*** Dataset ***

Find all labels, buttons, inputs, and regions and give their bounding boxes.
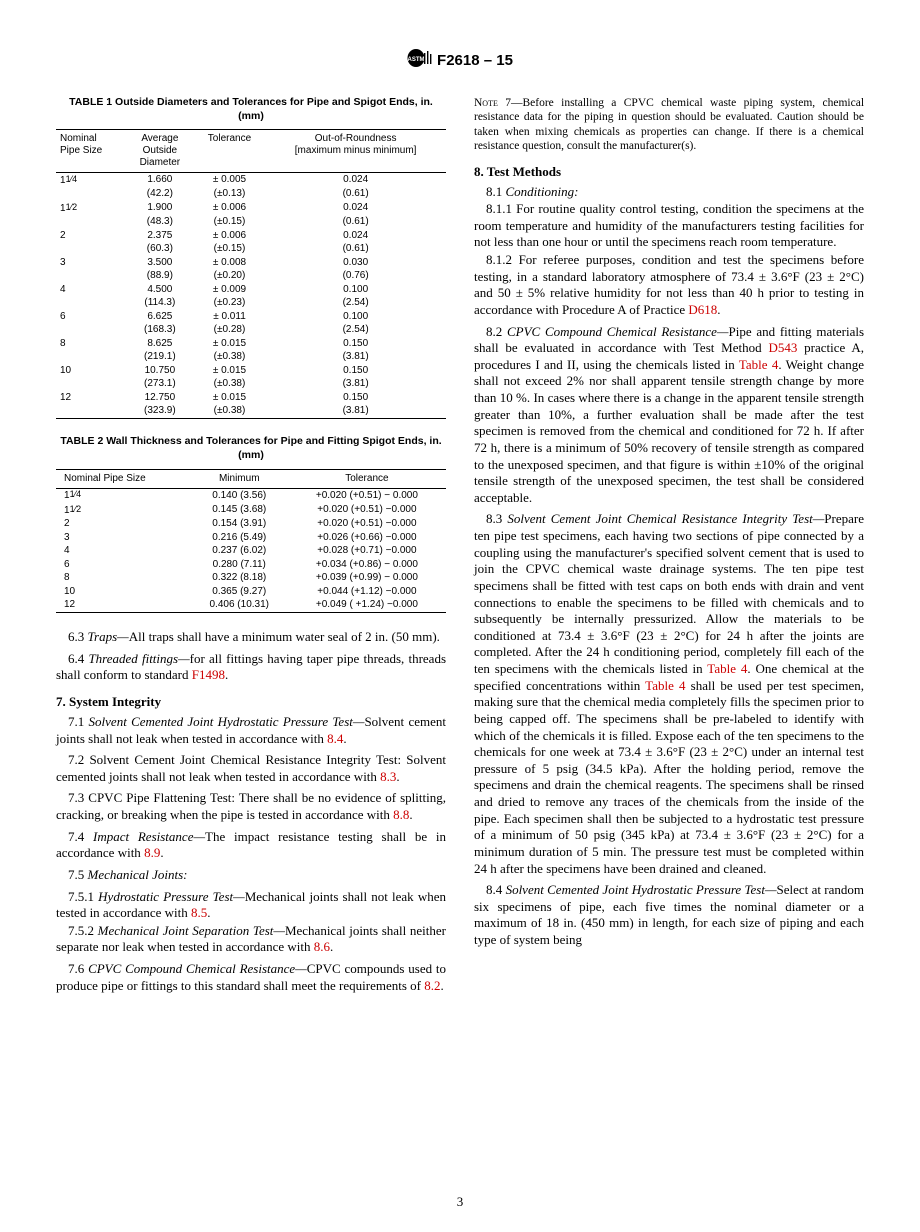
table1-h2: AverageOutsideDiameter [126,130,194,173]
table-row: (48.3)(±0.15)(0.61) [56,216,446,230]
table-row: 1010.750± 0.0150.150 [56,364,446,378]
ref-table4-a[interactable]: Table 4 [739,357,779,372]
para-7-5-2: 7.5.2 Mechanical Joint Separation Test—M… [56,923,446,956]
ref-8-6[interactable]: 8.6 [314,939,330,954]
table-row: (273.1)(±0.38)(3.81) [56,378,446,392]
table-row: 33.500± 0.0080.030 [56,256,446,270]
two-column-layout: TABLE 1 Outside Diameters and Tolerances… [56,96,864,999]
para-7-2: 7.2 Solvent Cement Joint Chemical Resist… [56,752,446,785]
heading-7: 7. System Integrity [56,694,446,710]
table-row: (88.9)(±0.20)(0.76) [56,270,446,284]
table-row: (60.3)(±0.15)(0.61) [56,243,446,257]
table-row: 80.322 (8.18)+0.039 (+0.99) − 0.000 [56,572,446,586]
table-row: (219.1)(±0.38)(3.81) [56,351,446,365]
table-row: (42.2)(±0.13)(0.61) [56,188,446,202]
document-header: ASTM F2618 – 15 [56,48,864,72]
ref-8-4[interactable]: 8.4 [327,731,343,746]
table-row: 11⁄21.900± 0.0060.024 [56,201,446,216]
table-row: 20.154 (3.91)+0.020 (+0.51) −0.000 [56,518,446,532]
para-6-4: 6.4 Threaded fittings—for all fittings h… [56,651,446,684]
para-7-1: 7.1 Solvent Cemented Joint Hydrostatic P… [56,714,446,747]
table-row: 22.375± 0.0060.024 [56,229,446,243]
para-8-1-2: 8.1.2 For referee purposes, condition an… [474,252,864,319]
para-7-4: 7.4 Impact Resistance—The impact resista… [56,829,446,862]
left-column: TABLE 1 Outside Diameters and Tolerances… [56,96,446,999]
table-row: 11⁄20.145 (3.68)+0.020 (+0.51) −0.000 [56,503,446,518]
table-row: 40.237 (6.02)+0.028 (+0.71) −0.000 [56,545,446,559]
para-6-3: 6.3 Traps—All traps shall have a minimum… [56,629,446,646]
para-8-1: 8.1 Conditioning: [474,184,864,201]
table2-h2: Minimum [191,469,288,488]
table1-h4: Out-of-Roundness[maximum minus minimum] [265,130,446,173]
right-column: Note 7—Before installing a CPVC chemical… [474,96,864,999]
ref-8-8[interactable]: 8.8 [393,807,409,822]
heading-8: 8. Test Methods [474,164,864,180]
table1-h3: Tolerance [194,130,266,173]
ref-8-5[interactable]: 8.5 [191,905,207,920]
ref-d618[interactable]: D618 [688,302,717,317]
table1-title: TABLE 1 Outside Diameters and Tolerances… [56,96,446,123]
astm-logo-icon: ASTM [407,48,433,72]
table-row: 66.625± 0.0110.100 [56,310,446,324]
para-8-1-1: 8.1.1 For routine quality control testin… [474,201,864,251]
table-row: 11⁄40.140 (3.56)+0.020 (+0.51) − 0.000 [56,488,446,503]
table2: Nominal Pipe Size Minimum Tolerance 11⁄4… [56,469,446,614]
para-7-5-1: 7.5.1 Hydrostatic Pressure Test—Mechanic… [56,889,446,922]
ref-table4-b[interactable]: Table 4 [707,661,747,676]
para-8-4: 8.4 Solvent Cemented Joint Hydrostatic P… [474,882,864,949]
table-row: 120.406 (10.31)+0.049 ( +1.24) −0.000 [56,599,446,613]
ref-8-2[interactable]: 8.2 [424,978,440,993]
table1-h1: NominalPipe Size [56,130,126,173]
ref-d543[interactable]: D543 [768,340,797,355]
table-row: 100.365 (9.27)+0.044 (+1.12) −0.000 [56,585,446,599]
table-row: 1212.750± 0.0150.150 [56,391,446,405]
designation: F2618 – 15 [437,52,513,69]
ref-8-9[interactable]: 8.9 [144,845,160,860]
table2-h1: Nominal Pipe Size [56,469,191,488]
table-row: (114.3)(±0.23)(2.54) [56,297,446,311]
table-row: 30.216 (5.49)+0.026 (+0.66) −0.000 [56,531,446,545]
table-row: 88.625± 0.0150.150 [56,337,446,351]
table-row: 60.280 (7.11)+0.034 (+0.86) − 0.000 [56,558,446,572]
svg-text:ASTM: ASTM [408,57,425,63]
table-row: (323.9)(±0.38)(3.81) [56,405,446,419]
table-row: 44.500± 0.0090.100 [56,283,446,297]
table-row: (168.3)(±0.28)(2.54) [56,324,446,338]
ref-8-3[interactable]: 8.3 [380,769,396,784]
table2-h3: Tolerance [288,469,446,488]
note-7: Note 7—Before installing a CPVC chemical… [474,96,864,154]
para-7-5: 7.5 Mechanical Joints: [56,867,446,884]
para-7-3: 7.3 CPVC Pipe Flattening Test: There sha… [56,790,446,823]
para-7-6: 7.6 CPVC Compound Chemical Resistance—CP… [56,961,446,994]
table2-title: TABLE 2 Wall Thickness and Tolerances fo… [56,435,446,462]
page-number: 3 [0,1194,920,1210]
table-row: 11⁄41.660± 0.0050.024 [56,173,446,188]
table1: NominalPipe Size AverageOutsideDiameter … [56,129,446,419]
para-8-2: 8.2 CPVC Compound Chemical Resistance—Pi… [474,324,864,507]
ref-f1498[interactable]: F1498 [192,667,225,682]
ref-table4-c[interactable]: Table 4 [645,678,685,693]
para-8-3: 8.3 Solvent Cement Joint Chemical Resist… [474,511,864,877]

***

Reproduce the items above, swapping every "interactable" for "clickable" and keeping everything else the same. Leave the pictures out.

Find all labels, buttons, inputs, and regions and give their bounding boxes.
table1-h2: AverageOutsideDiameter [126,130,194,173]
table-row: (48.3)(±0.15)(0.61) [56,216,446,230]
table-row: 1010.750± 0.0150.150 [56,364,446,378]
ref-table4-a[clickable]: Table 4 [739,357,779,372]
para-7-5-2: 7.5.2 Mechanical Joint Separation Test—M… [56,923,446,956]
ref-8-6[clickable]: 8.6 [314,939,330,954]
table-row: (273.1)(±0.38)(3.81) [56,378,446,392]
table-row: 33.500± 0.0080.030 [56,256,446,270]
two-column-layout: TABLE 1 Outside Diameters and Tolerances… [56,96,864,999]
para-7-2: 7.2 Solvent Cement Joint Chemical Resist… [56,752,446,785]
heading-7: 7. System Integrity [56,694,446,710]
table-row: (88.9)(±0.20)(0.76) [56,270,446,284]
table-row: (60.3)(±0.15)(0.61) [56,243,446,257]
table-row: 80.322 (8.18)+0.039 (+0.99) − 0.000 [56,572,446,586]
table-row: (219.1)(±0.38)(3.81) [56,351,446,365]
table-row: (42.2)(±0.13)(0.61) [56,188,446,202]
document-header: ASTM F2618 – 15 [56,48,864,72]
ref-8-4[clickable]: 8.4 [327,731,343,746]
table-row: 11⁄21.900± 0.0060.024 [56,201,446,216]
table-row: 20.154 (3.91)+0.020 (+0.51) −0.000 [56,518,446,532]
para-6-4: 6.4 Threaded fittings—for all fittings h… [56,651,446,684]
para-7-1: 7.1 Solvent Cemented Joint Hydrostatic P… [56,714,446,747]
table-row: 22.375± 0.0060.024 [56,229,446,243]
para-8-1-2: 8.1.2 For referee purposes, condition an… [474,252,864,319]
para-7-4: 7.4 Impact Resistance—The impact resista… [56,829,446,862]
left-column: TABLE 1 Outside Diameters and Tolerances… [56,96,446,999]
table-row: 11⁄20.145 (3.68)+0.020 (+0.51) −0.000 [56,503,446,518]
table-row: 40.237 (6.02)+0.028 (+0.71) −0.000 [56,545,446,559]
para-6-3: 6.3 Traps—All traps shall have a minimum… [56,629,446,646]
para-8-1: 8.1 Conditioning: [474,184,864,201]
table2-h2: Minimum [191,469,288,488]
table1-h4: Out-of-Roundness[maximum minus minimum] [265,130,446,173]
right-column: Note 7—Before installing a CPVC chemical… [474,96,864,999]
ref-8-8[clickable]: 8.8 [393,807,409,822]
heading-8: 8. Test Methods [474,164,864,180]
table1-h3: Tolerance [194,130,266,173]
ref-8-5[clickable]: 8.5 [191,905,207,920]
ref-d618[clickable]: D618 [688,302,717,317]
table1-title: TABLE 1 Outside Diameters and Tolerances… [56,96,446,123]
astm-logo-icon: ASTM [407,48,433,72]
table-row: 66.625± 0.0110.100 [56,310,446,324]
para-8-1-1: 8.1.1 For routine quality control testin… [474,201,864,251]
table-row: 11⁄40.140 (3.56)+0.020 (+0.51) − 0.000 [56,488,446,503]
table2: Nominal Pipe Size Minimum Tolerance 11⁄4… [56,469,446,614]
para-7-5-1: 7.5.1 Hydrostatic Pressure Test—Mechanic… [56,889,446,922]
ref-table4-b[clickable]: Table 4 [707,661,747,676]
para-8-4: 8.4 Solvent Cemented Joint Hydrostatic P… [474,882,864,949]
table-row: 120.406 (10.31)+0.049 ( +1.24) −0.000 [56,599,446,613]
ref-8-2[clickable]: 8.2 [424,978,440,993]
table1-h1: NominalPipe Size [56,130,126,173]
ref-d543[clickable]: D543 [768,340,797,355]
table-row: 100.365 (9.27)+0.044 (+1.12) −0.000 [56,585,446,599]
table-row: 1212.750± 0.0150.150 [56,391,446,405]
designation: F2618 – 15 [437,52,513,69]
ref-8-9[clickable]: 8.9 [144,845,160,860]
table2-h1: Nominal Pipe Size [56,469,191,488]
table-row: (114.3)(±0.23)(2.54) [56,297,446,311]
table-row: 30.216 (5.49)+0.026 (+0.66) −0.000 [56,531,446,545]
table-row: 88.625± 0.0150.150 [56,337,446,351]
table-row: 60.280 (7.11)+0.034 (+0.86) − 0.000 [56,558,446,572]
svg-text:ASTM: ASTM [408,57,425,63]
table-row: (323.9)(±0.38)(3.81) [56,405,446,419]
table-row: 44.500± 0.0090.100 [56,283,446,297]
table-row: (168.3)(±0.28)(2.54) [56,324,446,338]
ref-8-3[clickable]: 8.3 [380,769,396,784]
table2-h3: Tolerance [288,469,446,488]
note-7: Note 7—Before installing a CPVC chemical… [474,96,864,154]
para-7-5: 7.5 Mechanical Joints: [56,867,446,884]
para-7-3: 7.3 CPVC Pipe Flattening Test: There sha… [56,790,446,823]
para-7-6: 7.6 CPVC Compound Chemical Resistance—CP… [56,961,446,994]
table2-title: TABLE 2 Wall Thickness and Tolerances fo… [56,435,446,462]
page-number: 3 [0,1194,920,1210]
table-row: 11⁄41.660± 0.0050.024 [56,173,446,188]
table1: NominalPipe Size AverageOutsideDiameter … [56,129,446,419]
para-8-2: 8.2 CPVC Compound Chemical Resistance—Pi… [474,324,864,507]
ref-f1498[clickable]: F1498 [192,667,225,682]
ref-table4-c[clickable]: Table 4 [645,678,685,693]
para-8-3: 8.3 Solvent Cement Joint Chemical Resist… [474,511,864,877]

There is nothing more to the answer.